## What is required
Gather all lines in the entries below that include the word "Ilaria".

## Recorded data
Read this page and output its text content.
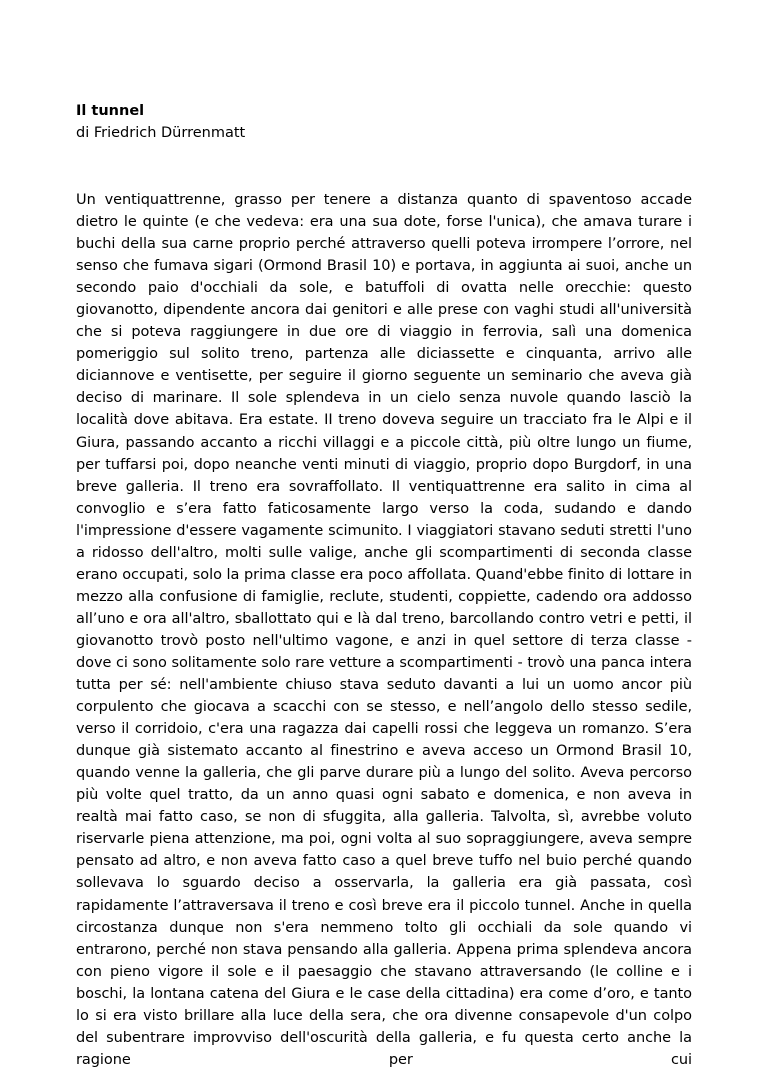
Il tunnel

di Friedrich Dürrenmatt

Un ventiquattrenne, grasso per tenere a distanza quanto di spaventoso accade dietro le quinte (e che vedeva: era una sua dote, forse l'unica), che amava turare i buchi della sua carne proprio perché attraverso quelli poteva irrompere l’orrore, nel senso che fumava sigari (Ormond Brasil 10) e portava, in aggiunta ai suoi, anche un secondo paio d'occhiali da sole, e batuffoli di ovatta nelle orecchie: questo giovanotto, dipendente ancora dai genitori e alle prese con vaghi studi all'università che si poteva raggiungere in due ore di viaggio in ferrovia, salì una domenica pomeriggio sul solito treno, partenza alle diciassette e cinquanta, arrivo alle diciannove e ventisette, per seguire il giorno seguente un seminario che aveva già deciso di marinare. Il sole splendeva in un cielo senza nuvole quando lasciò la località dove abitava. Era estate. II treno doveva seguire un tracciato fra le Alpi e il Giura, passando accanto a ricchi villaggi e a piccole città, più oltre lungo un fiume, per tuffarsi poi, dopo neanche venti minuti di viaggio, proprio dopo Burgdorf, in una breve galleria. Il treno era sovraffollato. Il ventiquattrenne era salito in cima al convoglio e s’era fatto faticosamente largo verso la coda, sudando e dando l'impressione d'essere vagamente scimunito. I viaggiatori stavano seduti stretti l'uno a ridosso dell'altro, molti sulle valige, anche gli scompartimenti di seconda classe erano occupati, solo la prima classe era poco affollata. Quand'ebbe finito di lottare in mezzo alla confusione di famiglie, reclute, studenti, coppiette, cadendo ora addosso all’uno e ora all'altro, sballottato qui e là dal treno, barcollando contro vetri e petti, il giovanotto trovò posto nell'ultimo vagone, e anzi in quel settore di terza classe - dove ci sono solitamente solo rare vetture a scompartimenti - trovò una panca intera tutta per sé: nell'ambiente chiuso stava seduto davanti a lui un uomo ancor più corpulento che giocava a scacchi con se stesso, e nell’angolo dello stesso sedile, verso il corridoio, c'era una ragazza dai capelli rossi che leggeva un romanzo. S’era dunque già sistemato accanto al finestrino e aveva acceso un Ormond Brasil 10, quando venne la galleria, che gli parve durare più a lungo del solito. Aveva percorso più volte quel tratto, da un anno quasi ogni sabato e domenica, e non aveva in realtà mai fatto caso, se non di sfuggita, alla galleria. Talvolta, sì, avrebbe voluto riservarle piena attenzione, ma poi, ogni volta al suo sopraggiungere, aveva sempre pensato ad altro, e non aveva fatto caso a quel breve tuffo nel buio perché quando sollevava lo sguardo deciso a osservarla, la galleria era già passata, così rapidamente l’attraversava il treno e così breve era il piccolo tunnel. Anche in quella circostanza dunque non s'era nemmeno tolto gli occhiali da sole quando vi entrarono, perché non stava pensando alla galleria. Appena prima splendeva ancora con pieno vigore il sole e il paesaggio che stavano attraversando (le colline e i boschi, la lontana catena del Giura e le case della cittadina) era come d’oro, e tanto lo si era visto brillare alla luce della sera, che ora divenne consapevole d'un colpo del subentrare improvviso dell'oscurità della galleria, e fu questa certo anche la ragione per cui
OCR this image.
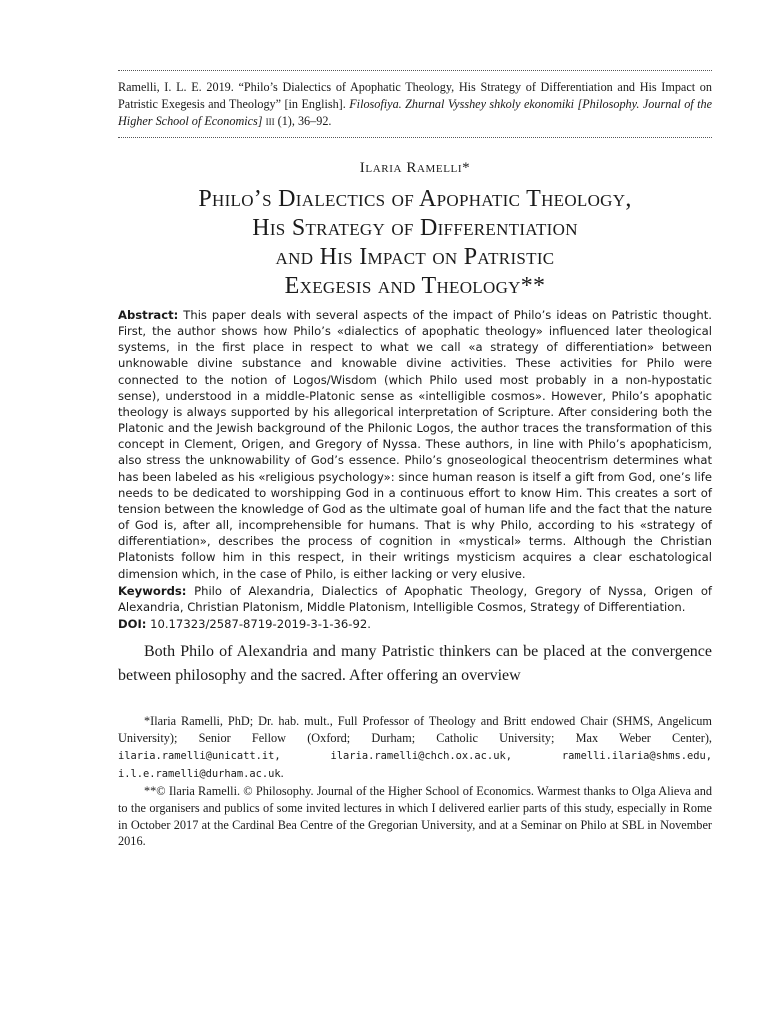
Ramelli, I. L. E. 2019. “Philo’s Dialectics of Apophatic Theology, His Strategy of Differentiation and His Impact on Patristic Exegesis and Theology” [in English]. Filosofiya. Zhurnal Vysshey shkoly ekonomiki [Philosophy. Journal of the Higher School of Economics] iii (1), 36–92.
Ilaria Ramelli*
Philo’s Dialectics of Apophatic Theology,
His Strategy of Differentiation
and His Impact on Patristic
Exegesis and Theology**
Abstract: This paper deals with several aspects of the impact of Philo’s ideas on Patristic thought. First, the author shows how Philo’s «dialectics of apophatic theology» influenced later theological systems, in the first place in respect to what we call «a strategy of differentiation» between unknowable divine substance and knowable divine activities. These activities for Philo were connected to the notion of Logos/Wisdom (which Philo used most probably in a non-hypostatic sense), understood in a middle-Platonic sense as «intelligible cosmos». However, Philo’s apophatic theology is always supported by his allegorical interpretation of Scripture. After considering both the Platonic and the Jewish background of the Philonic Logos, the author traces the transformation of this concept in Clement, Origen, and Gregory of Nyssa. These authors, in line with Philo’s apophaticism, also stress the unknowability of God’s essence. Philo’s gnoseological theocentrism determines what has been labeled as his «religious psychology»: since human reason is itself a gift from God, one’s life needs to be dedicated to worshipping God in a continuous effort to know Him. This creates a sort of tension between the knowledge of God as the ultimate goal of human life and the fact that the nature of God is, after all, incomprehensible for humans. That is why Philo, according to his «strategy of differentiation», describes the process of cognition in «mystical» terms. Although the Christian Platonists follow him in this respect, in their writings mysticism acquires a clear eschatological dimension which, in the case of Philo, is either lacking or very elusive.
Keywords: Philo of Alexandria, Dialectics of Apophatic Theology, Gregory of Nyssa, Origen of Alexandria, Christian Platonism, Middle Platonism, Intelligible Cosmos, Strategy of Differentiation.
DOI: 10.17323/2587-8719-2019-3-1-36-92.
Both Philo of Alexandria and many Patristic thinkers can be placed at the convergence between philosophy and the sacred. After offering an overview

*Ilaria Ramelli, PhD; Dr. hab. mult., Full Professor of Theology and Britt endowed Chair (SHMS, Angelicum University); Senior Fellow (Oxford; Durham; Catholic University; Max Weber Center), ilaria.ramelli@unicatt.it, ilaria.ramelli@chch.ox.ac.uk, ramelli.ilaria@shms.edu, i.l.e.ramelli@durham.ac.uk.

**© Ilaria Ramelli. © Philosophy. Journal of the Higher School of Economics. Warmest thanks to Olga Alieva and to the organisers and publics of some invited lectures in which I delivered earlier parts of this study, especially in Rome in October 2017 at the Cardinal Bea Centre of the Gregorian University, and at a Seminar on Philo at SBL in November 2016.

## Response
Ilaria Ramelli*
*Ilaria Ramelli, PhD; Dr. hab. mult., Full Professor of Theology and Britt endowed Chair (SHMS, Angelicum University); Senior Fellow (Oxford; Durham; Catholic University; Max Weber Center), ilaria.ramelli@unicatt.it, ilaria.ramelli@chch.ox.ac.uk, ramelli.ilaria@shms.edu, i.l.e.ramelli@durham.ac.uk.
**© Ilaria Ramelli. © Philosophy. Journal of the Higher School of Economics. Warmest thanks to Olga Alieva and to the organisers and publics of some invited lectures in which I delivered earlier parts of this study, especially in Rome in October 2017 at the Cardinal Bea Centre of the Gregorian University, and at a Seminar on Philo at SBL in November 2016.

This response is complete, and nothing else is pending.